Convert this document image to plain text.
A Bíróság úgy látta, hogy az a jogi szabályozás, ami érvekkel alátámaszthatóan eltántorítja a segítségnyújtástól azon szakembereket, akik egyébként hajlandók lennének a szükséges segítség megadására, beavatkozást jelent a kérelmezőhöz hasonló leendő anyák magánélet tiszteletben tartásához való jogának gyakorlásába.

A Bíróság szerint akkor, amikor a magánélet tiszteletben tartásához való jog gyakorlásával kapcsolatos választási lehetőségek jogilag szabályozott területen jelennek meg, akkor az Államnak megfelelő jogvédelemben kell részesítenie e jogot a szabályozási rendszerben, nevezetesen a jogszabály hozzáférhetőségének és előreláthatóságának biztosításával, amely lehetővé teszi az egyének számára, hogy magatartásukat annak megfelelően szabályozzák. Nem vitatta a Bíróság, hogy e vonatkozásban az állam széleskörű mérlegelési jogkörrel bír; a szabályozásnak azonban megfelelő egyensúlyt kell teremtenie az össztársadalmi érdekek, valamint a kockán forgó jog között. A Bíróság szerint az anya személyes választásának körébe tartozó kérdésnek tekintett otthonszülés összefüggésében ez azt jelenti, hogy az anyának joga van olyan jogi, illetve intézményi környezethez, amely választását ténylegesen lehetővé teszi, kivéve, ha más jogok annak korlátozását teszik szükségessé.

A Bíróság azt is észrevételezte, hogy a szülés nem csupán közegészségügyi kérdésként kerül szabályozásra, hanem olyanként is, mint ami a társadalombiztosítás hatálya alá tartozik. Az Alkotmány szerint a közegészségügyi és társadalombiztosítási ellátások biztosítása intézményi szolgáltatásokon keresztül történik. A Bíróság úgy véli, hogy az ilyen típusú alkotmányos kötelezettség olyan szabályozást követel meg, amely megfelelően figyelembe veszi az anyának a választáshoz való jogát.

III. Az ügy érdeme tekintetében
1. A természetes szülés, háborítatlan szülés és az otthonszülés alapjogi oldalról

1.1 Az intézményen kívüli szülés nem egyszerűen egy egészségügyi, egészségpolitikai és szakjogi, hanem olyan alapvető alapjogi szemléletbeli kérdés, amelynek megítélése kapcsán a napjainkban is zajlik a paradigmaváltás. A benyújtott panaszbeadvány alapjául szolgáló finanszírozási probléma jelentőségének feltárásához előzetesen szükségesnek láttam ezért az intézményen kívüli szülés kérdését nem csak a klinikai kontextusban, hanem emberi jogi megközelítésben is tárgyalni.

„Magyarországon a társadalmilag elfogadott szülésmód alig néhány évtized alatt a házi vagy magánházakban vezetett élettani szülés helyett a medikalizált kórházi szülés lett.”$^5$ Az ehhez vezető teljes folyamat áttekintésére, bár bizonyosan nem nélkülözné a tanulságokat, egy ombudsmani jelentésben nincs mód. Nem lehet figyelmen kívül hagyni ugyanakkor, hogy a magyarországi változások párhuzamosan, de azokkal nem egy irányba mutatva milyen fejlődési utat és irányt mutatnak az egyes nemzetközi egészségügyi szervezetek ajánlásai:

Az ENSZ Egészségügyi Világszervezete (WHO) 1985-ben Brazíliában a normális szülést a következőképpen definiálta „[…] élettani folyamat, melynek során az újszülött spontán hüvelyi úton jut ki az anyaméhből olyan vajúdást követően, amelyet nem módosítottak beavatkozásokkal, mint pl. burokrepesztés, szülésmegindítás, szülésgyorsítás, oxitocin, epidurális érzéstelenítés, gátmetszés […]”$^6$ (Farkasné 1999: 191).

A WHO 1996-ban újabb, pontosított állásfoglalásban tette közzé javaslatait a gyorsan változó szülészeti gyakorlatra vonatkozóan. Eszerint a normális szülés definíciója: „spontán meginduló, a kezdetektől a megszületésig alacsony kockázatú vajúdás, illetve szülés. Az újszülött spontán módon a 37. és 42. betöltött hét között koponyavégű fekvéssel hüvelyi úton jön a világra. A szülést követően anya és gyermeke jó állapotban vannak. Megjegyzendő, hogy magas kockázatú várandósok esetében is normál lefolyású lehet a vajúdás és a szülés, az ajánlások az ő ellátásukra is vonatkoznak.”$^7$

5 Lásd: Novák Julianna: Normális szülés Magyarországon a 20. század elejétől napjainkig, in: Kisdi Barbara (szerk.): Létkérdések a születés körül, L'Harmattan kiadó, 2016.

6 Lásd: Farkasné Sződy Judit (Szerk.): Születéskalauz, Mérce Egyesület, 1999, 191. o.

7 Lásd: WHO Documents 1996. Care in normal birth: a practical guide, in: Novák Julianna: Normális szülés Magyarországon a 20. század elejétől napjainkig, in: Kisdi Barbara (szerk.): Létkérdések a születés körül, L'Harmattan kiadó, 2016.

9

========

In the entries above, find every line with the word "század" and list it.

TASK RESULT —
5 Lásd: Novák Julianna: Normális szülés Magyarországon a 20. század elejétől napjainkig, in: Kisdi Barbara (szerk.): Létkérdések a születés körül, L'Harmattan kiadó, 2016.
7 Lásd: WHO Documents 1996. Care in normal birth: a practical guide, in: Novák Julianna: Normális szülés Magyarországon a 20. század elejétől napjainkig, in: Kisdi Barbara (szerk.): Létkérdések a születés körül, L'Harmattan kiadó, 2016.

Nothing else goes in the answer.